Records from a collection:
⁂

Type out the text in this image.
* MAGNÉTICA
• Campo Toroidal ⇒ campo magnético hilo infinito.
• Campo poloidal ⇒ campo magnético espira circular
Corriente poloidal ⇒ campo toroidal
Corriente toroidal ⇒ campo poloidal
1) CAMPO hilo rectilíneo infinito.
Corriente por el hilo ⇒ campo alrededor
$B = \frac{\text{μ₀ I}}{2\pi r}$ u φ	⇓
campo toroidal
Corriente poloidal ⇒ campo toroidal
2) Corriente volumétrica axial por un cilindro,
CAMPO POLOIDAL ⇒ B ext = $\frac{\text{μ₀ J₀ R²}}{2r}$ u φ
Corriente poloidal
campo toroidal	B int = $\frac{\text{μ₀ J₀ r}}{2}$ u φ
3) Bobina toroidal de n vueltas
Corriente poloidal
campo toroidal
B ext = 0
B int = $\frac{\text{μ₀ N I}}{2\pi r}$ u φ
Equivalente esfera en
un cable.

⁂

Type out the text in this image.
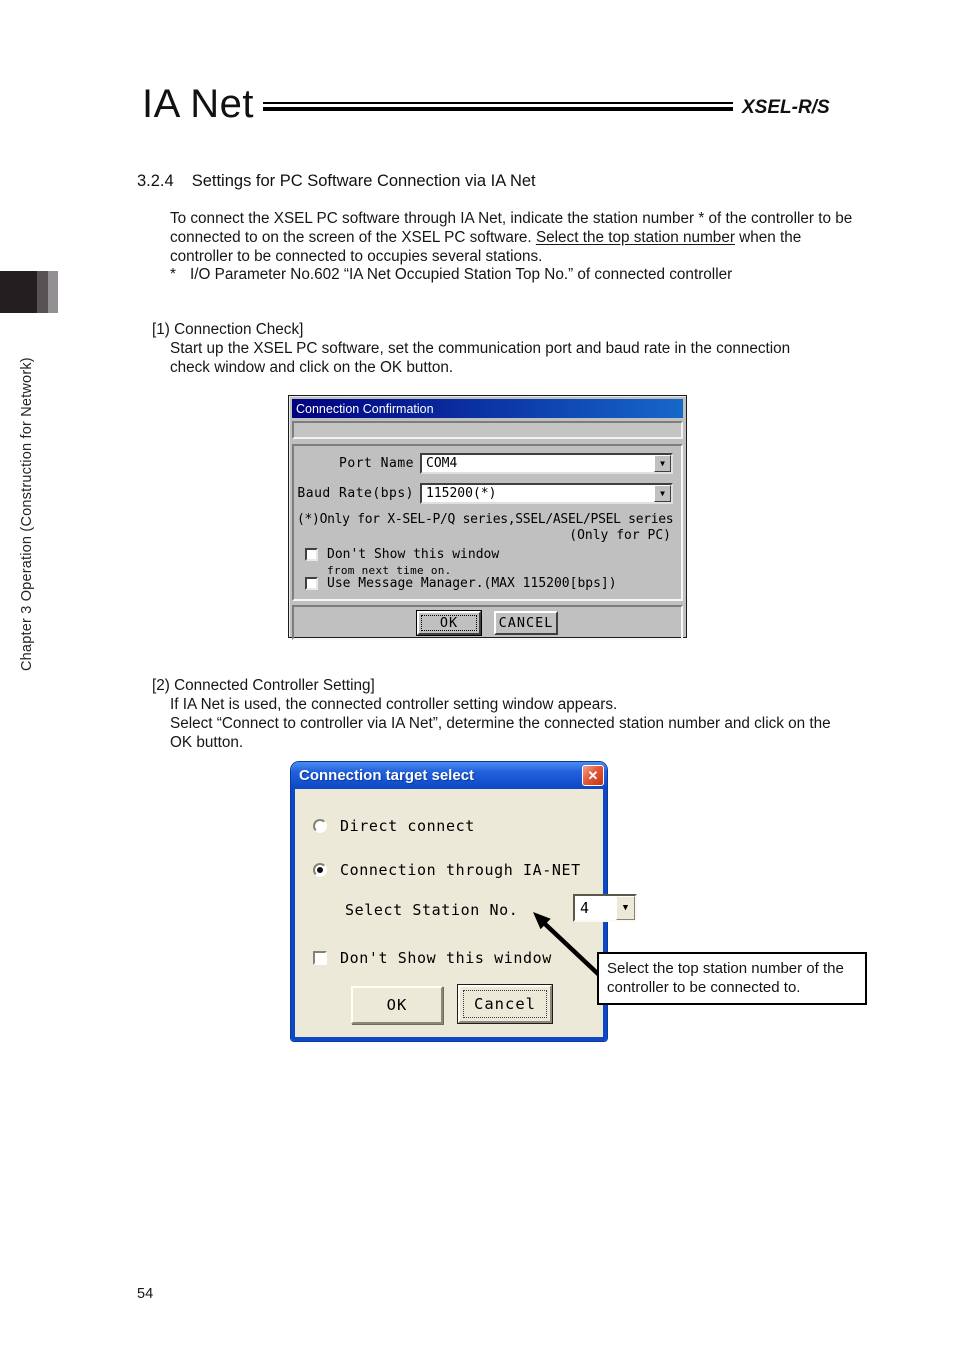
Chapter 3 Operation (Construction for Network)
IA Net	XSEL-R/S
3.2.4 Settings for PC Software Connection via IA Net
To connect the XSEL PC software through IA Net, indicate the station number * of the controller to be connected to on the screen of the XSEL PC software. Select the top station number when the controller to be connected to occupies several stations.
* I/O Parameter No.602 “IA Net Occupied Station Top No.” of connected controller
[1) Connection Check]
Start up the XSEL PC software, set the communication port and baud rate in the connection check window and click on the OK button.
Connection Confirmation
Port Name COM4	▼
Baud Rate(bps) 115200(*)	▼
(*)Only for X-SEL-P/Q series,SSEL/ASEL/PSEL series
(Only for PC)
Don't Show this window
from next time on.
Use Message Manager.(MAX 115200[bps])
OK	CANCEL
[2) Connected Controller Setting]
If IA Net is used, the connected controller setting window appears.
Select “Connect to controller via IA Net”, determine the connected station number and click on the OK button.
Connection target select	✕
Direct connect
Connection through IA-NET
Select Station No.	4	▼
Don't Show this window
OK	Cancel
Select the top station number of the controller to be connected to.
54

⁂

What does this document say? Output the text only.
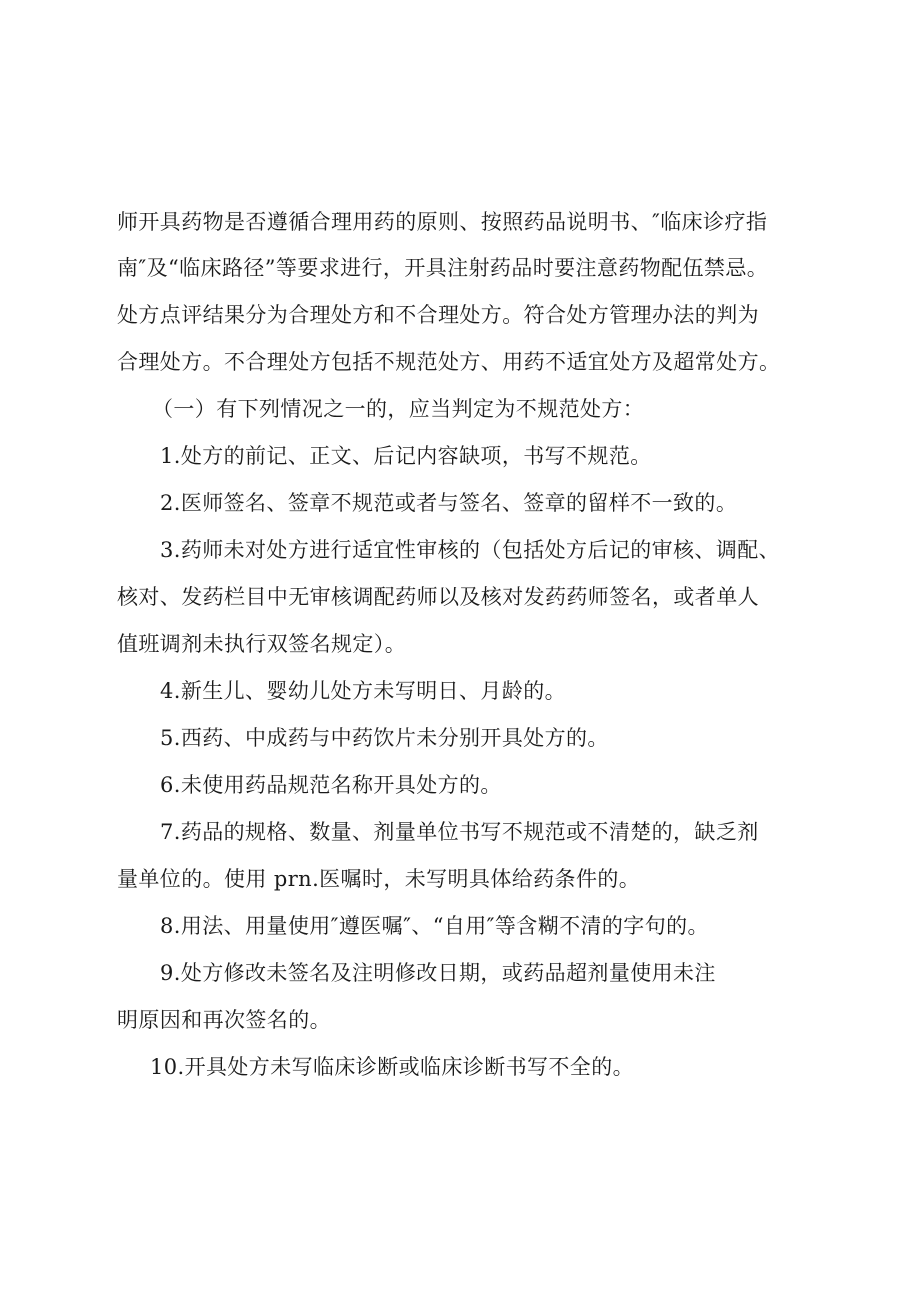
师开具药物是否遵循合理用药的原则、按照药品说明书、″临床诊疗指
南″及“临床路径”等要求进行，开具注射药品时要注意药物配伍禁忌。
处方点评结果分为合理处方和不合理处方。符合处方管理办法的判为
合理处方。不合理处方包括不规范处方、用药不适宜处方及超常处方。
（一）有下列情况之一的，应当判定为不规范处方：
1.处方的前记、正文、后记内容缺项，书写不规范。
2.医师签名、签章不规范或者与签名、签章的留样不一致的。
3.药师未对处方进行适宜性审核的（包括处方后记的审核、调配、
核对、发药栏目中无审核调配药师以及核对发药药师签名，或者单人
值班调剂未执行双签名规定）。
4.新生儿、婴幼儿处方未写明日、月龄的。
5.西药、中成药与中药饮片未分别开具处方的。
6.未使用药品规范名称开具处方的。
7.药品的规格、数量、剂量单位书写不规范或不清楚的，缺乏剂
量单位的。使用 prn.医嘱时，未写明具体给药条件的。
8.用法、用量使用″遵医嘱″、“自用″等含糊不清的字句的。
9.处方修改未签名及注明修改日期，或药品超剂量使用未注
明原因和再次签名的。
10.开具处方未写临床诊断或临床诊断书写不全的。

⁂

WHAT TO WORK ON →
Look through the records and gather each line with the word "frac".

OUTPUT FOR THIS TASK →
$B = \frac{\text{μ₀ I}}{2\pi r}$ u φ	⇓
CAMPO POLOIDAL ⇒ B ext = $\frac{\text{μ₀ J₀ R²}}{2r}$ u φ
campo toroidal	B int = $\frac{\text{μ₀ J₀ r}}{2}$ u φ
B int = $\frac{\text{μ₀ N I}}{2\pi r}$ u φ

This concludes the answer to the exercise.